**Dataset rows**
• • •

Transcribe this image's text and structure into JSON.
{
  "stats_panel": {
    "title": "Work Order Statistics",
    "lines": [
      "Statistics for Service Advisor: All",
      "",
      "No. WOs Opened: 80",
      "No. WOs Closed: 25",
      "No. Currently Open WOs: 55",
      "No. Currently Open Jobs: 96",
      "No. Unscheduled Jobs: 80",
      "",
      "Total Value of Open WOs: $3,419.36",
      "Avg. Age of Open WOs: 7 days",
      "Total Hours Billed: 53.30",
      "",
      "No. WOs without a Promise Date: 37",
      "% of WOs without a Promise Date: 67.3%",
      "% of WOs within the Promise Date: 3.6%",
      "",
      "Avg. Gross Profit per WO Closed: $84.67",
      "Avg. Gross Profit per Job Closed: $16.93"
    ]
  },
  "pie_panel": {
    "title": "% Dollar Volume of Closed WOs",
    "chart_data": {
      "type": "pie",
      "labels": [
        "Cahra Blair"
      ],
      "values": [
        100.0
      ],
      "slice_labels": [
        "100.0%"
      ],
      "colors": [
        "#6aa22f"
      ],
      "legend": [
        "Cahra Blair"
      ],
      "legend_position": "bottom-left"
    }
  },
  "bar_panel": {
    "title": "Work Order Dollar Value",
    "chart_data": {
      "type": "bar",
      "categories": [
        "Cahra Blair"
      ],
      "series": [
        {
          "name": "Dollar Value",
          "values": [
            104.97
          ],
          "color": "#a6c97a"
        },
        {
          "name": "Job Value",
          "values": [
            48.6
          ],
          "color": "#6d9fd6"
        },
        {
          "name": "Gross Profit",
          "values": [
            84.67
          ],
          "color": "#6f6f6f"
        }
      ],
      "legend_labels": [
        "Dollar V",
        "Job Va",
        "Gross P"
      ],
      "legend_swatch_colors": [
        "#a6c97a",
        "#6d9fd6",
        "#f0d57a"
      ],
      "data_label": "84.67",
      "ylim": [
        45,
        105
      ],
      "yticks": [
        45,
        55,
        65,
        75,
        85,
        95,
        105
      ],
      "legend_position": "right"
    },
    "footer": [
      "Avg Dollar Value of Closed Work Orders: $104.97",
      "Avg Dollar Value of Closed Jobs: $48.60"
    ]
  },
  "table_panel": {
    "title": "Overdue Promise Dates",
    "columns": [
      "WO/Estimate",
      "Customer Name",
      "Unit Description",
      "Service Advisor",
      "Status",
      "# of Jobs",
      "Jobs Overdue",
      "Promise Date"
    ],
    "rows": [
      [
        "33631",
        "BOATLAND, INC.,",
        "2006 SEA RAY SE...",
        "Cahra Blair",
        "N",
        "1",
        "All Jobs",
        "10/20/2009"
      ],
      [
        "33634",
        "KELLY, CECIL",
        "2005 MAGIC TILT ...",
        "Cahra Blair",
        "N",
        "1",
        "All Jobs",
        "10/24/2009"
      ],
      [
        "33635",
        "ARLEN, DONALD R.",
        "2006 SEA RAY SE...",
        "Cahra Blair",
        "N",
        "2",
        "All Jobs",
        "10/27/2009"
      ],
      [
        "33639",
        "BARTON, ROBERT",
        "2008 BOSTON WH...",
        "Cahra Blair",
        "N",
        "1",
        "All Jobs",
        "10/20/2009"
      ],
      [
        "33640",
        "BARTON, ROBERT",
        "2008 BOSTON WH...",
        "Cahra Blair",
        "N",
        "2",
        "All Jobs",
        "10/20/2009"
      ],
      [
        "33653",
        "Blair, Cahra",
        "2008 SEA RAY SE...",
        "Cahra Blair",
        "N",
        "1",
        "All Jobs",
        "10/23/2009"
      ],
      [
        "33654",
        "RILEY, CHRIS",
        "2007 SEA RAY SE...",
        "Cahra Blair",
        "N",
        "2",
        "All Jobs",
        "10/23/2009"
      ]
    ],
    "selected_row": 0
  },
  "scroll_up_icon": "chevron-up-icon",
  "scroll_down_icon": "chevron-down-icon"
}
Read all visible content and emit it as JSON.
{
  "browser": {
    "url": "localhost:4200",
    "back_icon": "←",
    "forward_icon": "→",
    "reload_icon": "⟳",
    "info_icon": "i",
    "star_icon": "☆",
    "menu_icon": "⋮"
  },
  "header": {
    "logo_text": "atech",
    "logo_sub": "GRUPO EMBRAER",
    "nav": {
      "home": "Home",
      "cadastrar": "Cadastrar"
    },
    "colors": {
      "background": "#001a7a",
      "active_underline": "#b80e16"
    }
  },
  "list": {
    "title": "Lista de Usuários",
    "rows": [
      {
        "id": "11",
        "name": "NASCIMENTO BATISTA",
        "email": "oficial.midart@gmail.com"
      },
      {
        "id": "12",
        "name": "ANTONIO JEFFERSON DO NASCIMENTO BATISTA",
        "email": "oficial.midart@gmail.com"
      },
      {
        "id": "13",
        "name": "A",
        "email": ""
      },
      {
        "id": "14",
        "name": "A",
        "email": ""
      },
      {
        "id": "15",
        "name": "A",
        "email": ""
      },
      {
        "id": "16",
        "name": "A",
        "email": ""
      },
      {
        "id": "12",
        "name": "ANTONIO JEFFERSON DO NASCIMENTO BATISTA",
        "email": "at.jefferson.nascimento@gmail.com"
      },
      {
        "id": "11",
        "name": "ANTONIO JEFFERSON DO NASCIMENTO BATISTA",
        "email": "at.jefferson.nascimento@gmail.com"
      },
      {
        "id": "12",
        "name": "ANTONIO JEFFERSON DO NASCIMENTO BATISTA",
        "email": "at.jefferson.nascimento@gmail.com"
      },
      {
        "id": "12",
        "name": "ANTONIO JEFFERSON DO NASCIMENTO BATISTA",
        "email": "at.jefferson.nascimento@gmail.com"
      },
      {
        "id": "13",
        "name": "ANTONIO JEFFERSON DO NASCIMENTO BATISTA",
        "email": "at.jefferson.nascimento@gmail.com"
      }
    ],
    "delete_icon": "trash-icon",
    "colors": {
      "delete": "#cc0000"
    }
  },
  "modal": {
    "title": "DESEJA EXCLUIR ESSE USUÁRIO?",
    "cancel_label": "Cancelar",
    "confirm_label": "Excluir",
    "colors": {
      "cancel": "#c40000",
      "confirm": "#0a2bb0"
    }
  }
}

• • •

**Requirement**
Output the full listing exactly as it stands.

**Complete answer**
Transcribe this image's text and structure into JSON.
{
  "stats_panel": {
    "title": "Work Order Statistics",
    "lines": [
      "Statistics for Service Advisor: All",
      "",
      "No. WOs Opened: 80",
      "No. WOs Closed: 25",
      "No. Currently Open WOs: 55",
      "No. Currently Open Jobs: 96",
      "No. Unscheduled Jobs: 80",
      "",
      "Total Value of Open WOs: $3,419.36",
      "Avg. Age of Open WOs: 7 days",
      "Total Hours Billed: 53.30",
      "",
      "No. WOs without a Promise Date: 37",
      "% of WOs without a Promise Date: 67.3%",
      "% of WOs within the Promise Date: 3.6%",
      "",
      "Avg. Gross Profit per WO Closed: $84.67",
      "Avg. Gross Profit per Job Closed: $16.93"
    ]
  },
  "pie_panel": {
    "title": "% Dollar Volume of Closed WOs",
    "chart_data": {
      "type": "pie",
      "labels": [
        "Cahra Blair"
      ],
      "values": [
        100.0
      ],
      "slice_labels": [
        "100.0%"
      ],
      "colors": [
        "#6aa22f"
      ],
      "legend": [
        "Cahra Blair"
      ],
      "legend_position": "bottom-left"
    }
  },
  "bar_panel": {
    "title": "Work Order Dollar Value",
    "chart_data": {
      "type": "bar",
      "categories": [
        "Cahra Blair"
      ],
      "series": [
        {
          "name": "Dollar Value",
          "values": [
            104.97
          ],
          "color": "#a6c97a"
        },
        {
          "name": "Job Value",
          "values": [
            48.6
          ],
          "color": "#6d9fd6"
        },
        {
          "name": "Gross Profit",
          "values": [
            84.67
          ],
          "color": "#6f6f6f"
        }
      ],
      "legend_labels": [
        "Dollar V",
        "Job Va",
        "Gross P"
      ],
      "legend_swatch_colors": [
        "#a6c97a",
        "#6d9fd6",
        "#f0d57a"
      ],
      "data_label": "84.67",
      "ylim": [
        45,
        105
      ],
      "yticks": [
        45,
        55,
        65,
        75,
        85,
        95,
        105
      ],
      "legend_position": "right"
    },
    "footer": [
      "Avg Dollar Value of Closed Work Orders: $104.97",
      "Avg Dollar Value of Closed Jobs: $48.60"
    ]
  },
  "table_panel": {
    "title": "Overdue Promise Dates",
    "columns": [
      "WO/Estimate",
      "Customer Name",
      "Unit Description",
      "Service Advisor",
      "Status",
      "# of Jobs",
      "Jobs Overdue",
      "Promise Date"
    ],
    "rows": [
      [
        "33631",
        "BOATLAND, INC.,",
        "2006 SEA RAY SE...",
        "Cahra Blair",
        "N",
        "1",
        "All Jobs",
        "10/20/2009"
      ],
      [
        "33634",
        "KELLY, CECIL",
        "2005 MAGIC TILT ...",
        "Cahra Blair",
        "N",
        "1",
        "All Jobs",
        "10/24/2009"
      ],
      [
        "33635",
        "ARLEN, DONALD R.",
        "2006 SEA RAY SE...",
        "Cahra Blair",
        "N",
        "2",
        "All Jobs",
        "10/27/2009"
      ],
      [
        "33639",
        "BARTON, ROBERT",
        "2008 BOSTON WH...",
        "Cahra Blair",
        "N",
        "1",
        "All Jobs",
        "10/20/2009"
      ],
      [
        "33640",
        "BARTON, ROBERT",
        "2008 BOSTON WH...",
        "Cahra Blair",
        "N",
        "2",
        "All Jobs",
        "10/20/2009"
      ],
      [
        "33653",
        "Blair, Cahra",
        "2008 SEA RAY SE...",
        "Cahra Blair",
        "N",
        "1",
        "All Jobs",
        "10/23/2009"
      ],
      [
        "33654",
        "RILEY, CHRIS",
        "2007 SEA RAY SE...",
        "Cahra Blair",
        "N",
        "2",
        "All Jobs",
        "10/23/2009"
      ]
    ],
    "selected_row": 0
  },
  "scroll_up_icon": "chevron-up-icon",
  "scroll_down_icon": "chevron-down-icon"
}
Read all visible content and emit it as JSON.
{
  "browser": {
    "url": "localhost:4200",
    "back_icon": "←",
    "forward_icon": "→",
    "reload_icon": "⟳",
    "info_icon": "i",
    "star_icon": "☆",
    "menu_icon": "⋮"
  },
  "header": {
    "logo_text": "atech",
    "logo_sub": "GRUPO EMBRAER",
    "nav": {
      "home": "Home",
      "cadastrar": "Cadastrar"
    },
    "colors": {
      "background": "#001a7a",
      "active_underline": "#b80e16"
    }
  },
  "list": {
    "title": "Lista de Usuários",
    "rows": [
      {
        "id": "11",
        "name": "NASCIMENTO BATISTA",
        "email": "oficial.midart@gmail.com"
      },
      {
        "id": "12",
        "name": "ANTONIO JEFFERSON DO NASCIMENTO BATISTA",
        "email": "oficial.midart@gmail.com"
      },
      {
        "id": "13",
        "name": "A",
        "email": ""
      },
      {
        "id": "14",
        "name": "A",
        "email": ""
      },
      {
        "id": "15",
        "name": "A",
        "email": ""
      },
      {
        "id": "16",
        "name": "A",
        "email": ""
      },
      {
        "id": "12",
        "name": "ANTONIO JEFFERSON DO NASCIMENTO BATISTA",
        "email": "at.jefferson.nascimento@gmail.com"
      },
      {
        "id": "11",
        "name": "ANTONIO JEFFERSON DO NASCIMENTO BATISTA",
        "email": "at.jefferson.nascimento@gmail.com"
      },
      {
        "id": "12",
        "name": "ANTONIO JEFFERSON DO NASCIMENTO BATISTA",
        "email": "at.jefferson.nascimento@gmail.com"
      },
      {
        "id": "12",
        "name": "ANTONIO JEFFERSON DO NASCIMENTO BATISTA",
        "email": "at.jefferson.nascimento@gmail.com"
      },
      {
        "id": "13",
        "name": "ANTONIO JEFFERSON DO NASCIMENTO BATISTA",
        "email": "at.jefferson.nascimento@gmail.com"
      }
    ],
    "delete_icon": "trash-icon",
    "colors": {
      "delete": "#cc0000"
    }
  },
  "modal": {
    "title": "DESEJA EXCLUIR ESSE USUÁRIO?",
    "cancel_label": "Cancelar",
    "confirm_label": "Excluir",
    "colors": {
      "cancel": "#c40000",
      "confirm": "#0a2bb0"
    }
  }
}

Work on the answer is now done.